### Task objective
Can you transcribe every record below exactly as it appears?

Extracted data entries:
* Start *

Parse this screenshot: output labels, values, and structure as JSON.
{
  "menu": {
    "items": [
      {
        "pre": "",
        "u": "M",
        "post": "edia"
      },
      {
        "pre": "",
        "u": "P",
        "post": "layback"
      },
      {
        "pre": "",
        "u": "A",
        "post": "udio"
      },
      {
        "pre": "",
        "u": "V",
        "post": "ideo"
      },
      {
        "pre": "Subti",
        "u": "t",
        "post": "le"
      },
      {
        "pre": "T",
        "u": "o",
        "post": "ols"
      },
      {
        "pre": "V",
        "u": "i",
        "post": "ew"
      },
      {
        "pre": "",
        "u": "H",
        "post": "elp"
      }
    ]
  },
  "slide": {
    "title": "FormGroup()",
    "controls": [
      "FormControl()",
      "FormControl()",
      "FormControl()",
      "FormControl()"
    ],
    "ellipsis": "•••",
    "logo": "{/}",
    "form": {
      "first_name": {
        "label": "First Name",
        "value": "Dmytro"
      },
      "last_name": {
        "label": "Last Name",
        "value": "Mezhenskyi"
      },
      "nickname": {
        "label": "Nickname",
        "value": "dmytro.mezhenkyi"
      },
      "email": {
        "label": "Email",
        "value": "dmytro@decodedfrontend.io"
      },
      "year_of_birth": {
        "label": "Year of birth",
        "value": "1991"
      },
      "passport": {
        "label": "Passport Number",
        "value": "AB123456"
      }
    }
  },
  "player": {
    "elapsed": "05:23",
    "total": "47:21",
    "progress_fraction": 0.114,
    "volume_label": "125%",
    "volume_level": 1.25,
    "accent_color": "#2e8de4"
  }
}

* End *

### Result
Parse this screenshot: output labels, values, and structure as JSON.
{
  "menu": {
    "items": [
      {
        "pre": "",
        "u": "M",
        "post": "edia"
      },
      {
        "pre": "",
        "u": "P",
        "post": "layback"
      },
      {
        "pre": "",
        "u": "A",
        "post": "udio"
      },
      {
        "pre": "",
        "u": "V",
        "post": "ideo"
      },
      {
        "pre": "Subti",
        "u": "t",
        "post": "le"
      },
      {
        "pre": "T",
        "u": "o",
        "post": "ols"
      },
      {
        "pre": "V",
        "u": "i",
        "post": "ew"
      },
      {
        "pre": "",
        "u": "H",
        "post": "elp"
      }
    ]
  },
  "slide": {
    "title": "FormGroup()",
    "controls": [
      "FormControl()",
      "FormControl()",
      "FormControl()",
      "FormControl()"
    ],
    "ellipsis": "•••",
    "logo": "{/}",
    "form": {
      "first_name": {
        "label": "First Name",
        "value": "Dmytro"
      },
      "last_name": {
        "label": "Last Name",
        "value": "Mezhenskyi"
      },
      "nickname": {
        "label": "Nickname",
        "value": "dmytro.mezhenkyi"
      },
      "email": {
        "label": "Email",
        "value": "dmytro@decodedfrontend.io"
      },
      "year_of_birth": {
        "label": "Year of birth",
        "value": "1991"
      },
      "passport": {
        "label": "Passport Number",
        "value": "AB123456"
      }
    }
  },
  "player": {
    "elapsed": "05:23",
    "total": "47:21",
    "progress_fraction": 0.114,
    "volume_label": "125%",
    "volume_level": 1.25,
    "accent_color": "#2e8de4"
  }
}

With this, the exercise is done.